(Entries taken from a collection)
[START]

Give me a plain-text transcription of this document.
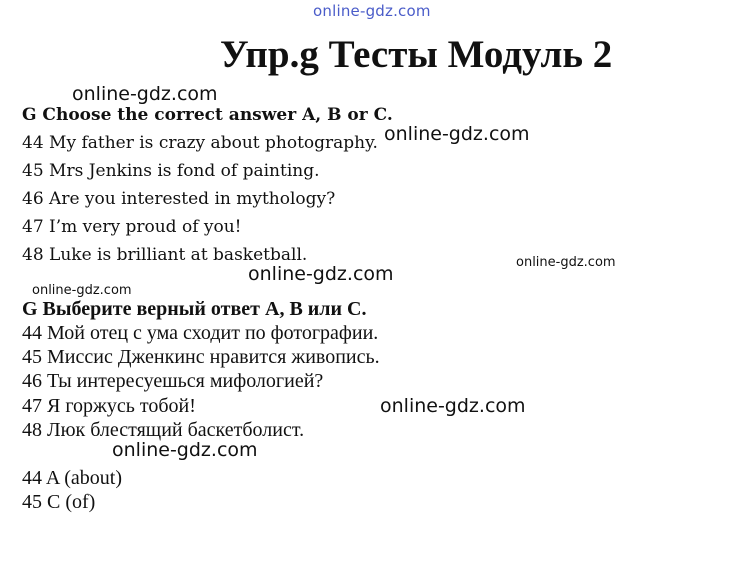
online-gdz.com
Упр.g Тесты Модуль 2
online-gdz.com
G Choose the correct answer A, B or C.
44 My father is crazy about photography. online-gdz.com
45 Mrs Jenkins is fond of painting.
46 Are you interested in mythology?
47 I’m very proud of you!
48 Luke is brilliant at basketball.
online-gdz.com
online-gdz.com
online-gdz.com
G Выберите верный ответ А, В или С.
44 Мой отец с ума сходит по фотографии.
45 Миссис Дженкинс нравится живопись.
46 Ты интересуешься мифологией?
47 Я горжусь тобой!	online-gdz.com
48 Люк блестящий баскетболист.
online-gdz.com
44 A (about)
45 C (of)
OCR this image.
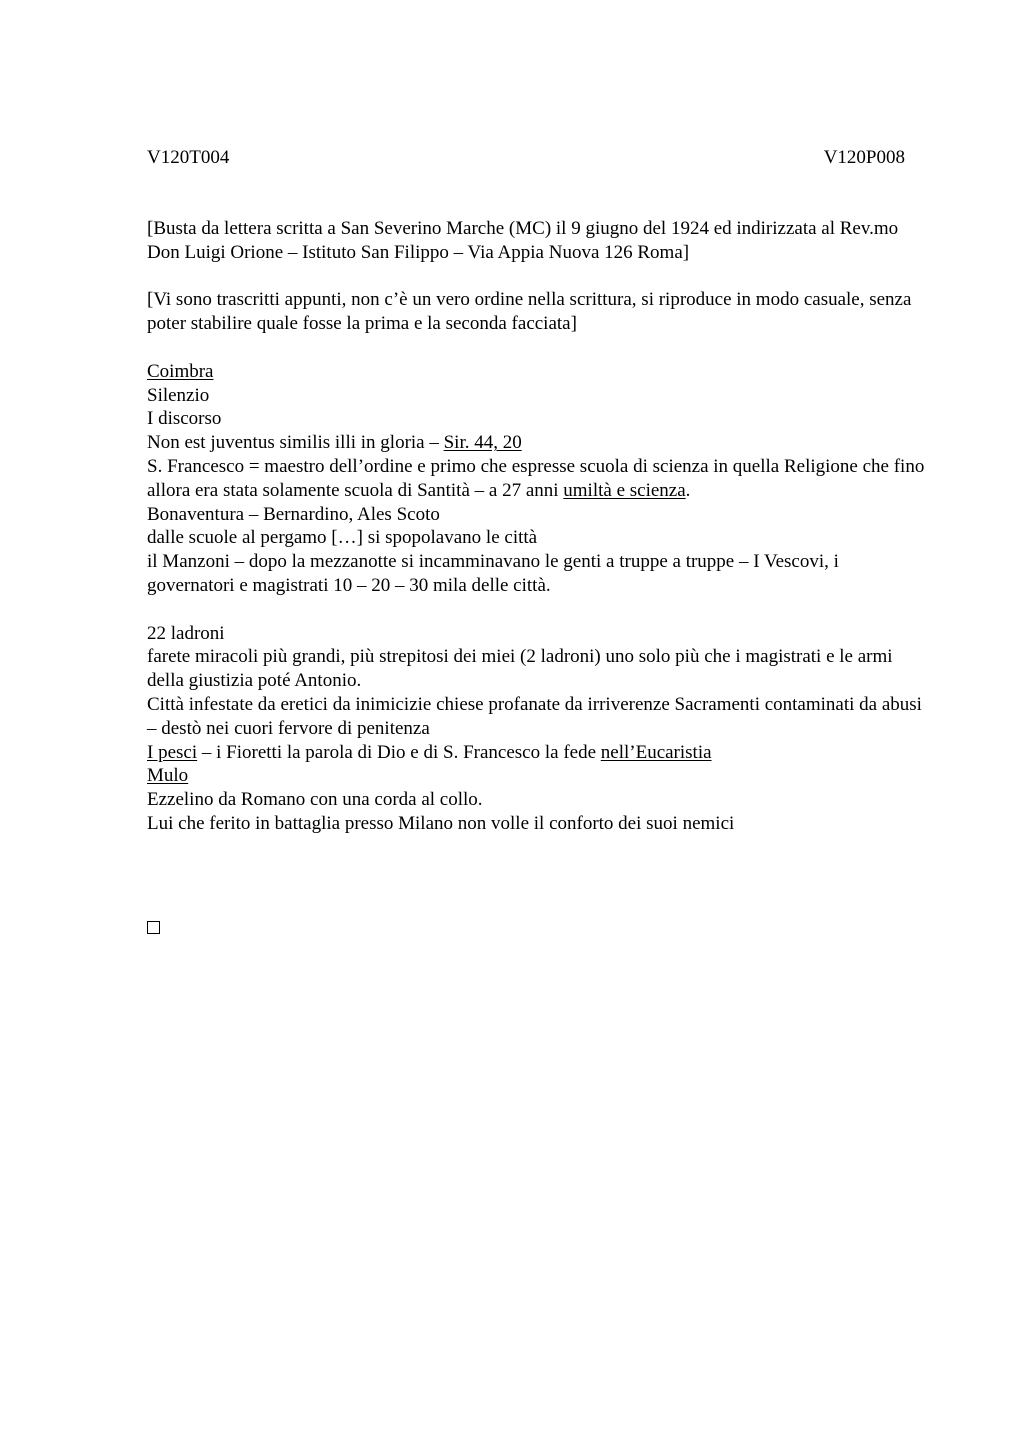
V120T004	V120P008

[Busta da lettera scritta a San Severino Marche (MC) il 9 giugno del 1924 ed indirizzata al Rev.mo Don Luigi Orione – Istituto San Filippo – Via Appia Nuova 126 Roma]

[Vi sono trascritti appunti, non c’è un vero ordine nella scrittura, si riproduce in modo casuale, senza poter stabilire quale fosse la prima e la seconda facciata]

Coimbra

Silenzio

I discorso

Non est juventus similis illi in gloria – Sir. 44, 20

S. Francesco = maestro dell’ordine e primo che espresse scuola di scienza in quella Religione che fino allora era stata solamente scuola di Santità – a 27 anni umiltà e scienza.

Bonaventura – Bernardino, Ales Scoto

dalle scuole al pergamo […] si spopolavano le città

il Manzoni – dopo la mezzanotte si incamminavano le genti a truppe a truppe – I Vescovi, i governatori e magistrati 10 – 20 – 30 mila delle città.

22 ladroni

farete miracoli più grandi, più strepitosi dei miei (2 ladroni) uno solo più che i magistrati e le armi della giustizia poté Antonio.

Città infestate da eretici da inimicizie chiese profanate da irriverenze Sacramenti contaminati da abusi – destò nei cuori fervore di penitenza

I pesci – i Fioretti la parola di Dio e di S. Francesco la fede nell’Eucaristia

Mulo

Ezzelino da Romano con una corda al collo.

Lui che ferito in battaglia presso Milano non volle il conforto dei suoi nemici
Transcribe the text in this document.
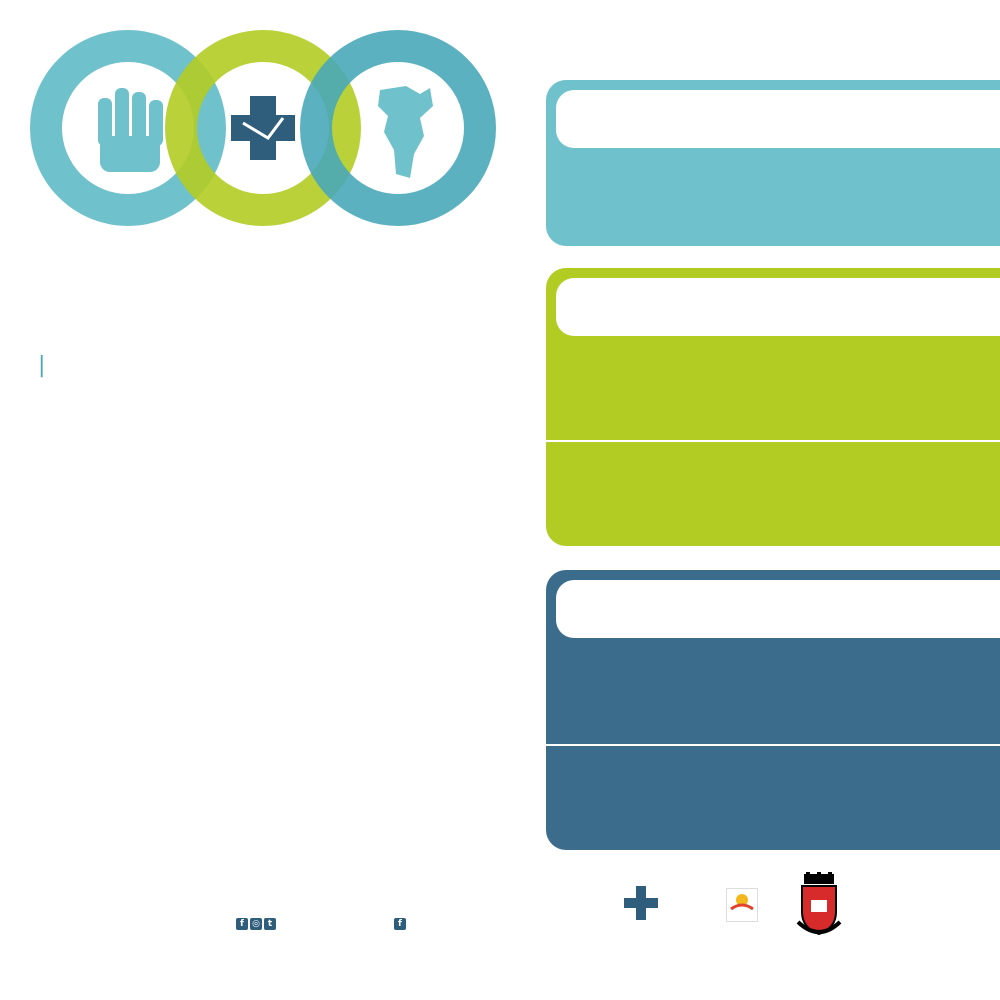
|
f ◎ t	f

[END]

### TASK BRIEF
Looking at the records above, report how many lines contain the word "ladroni". Answer with the number only.

### FULL OUTPUT
2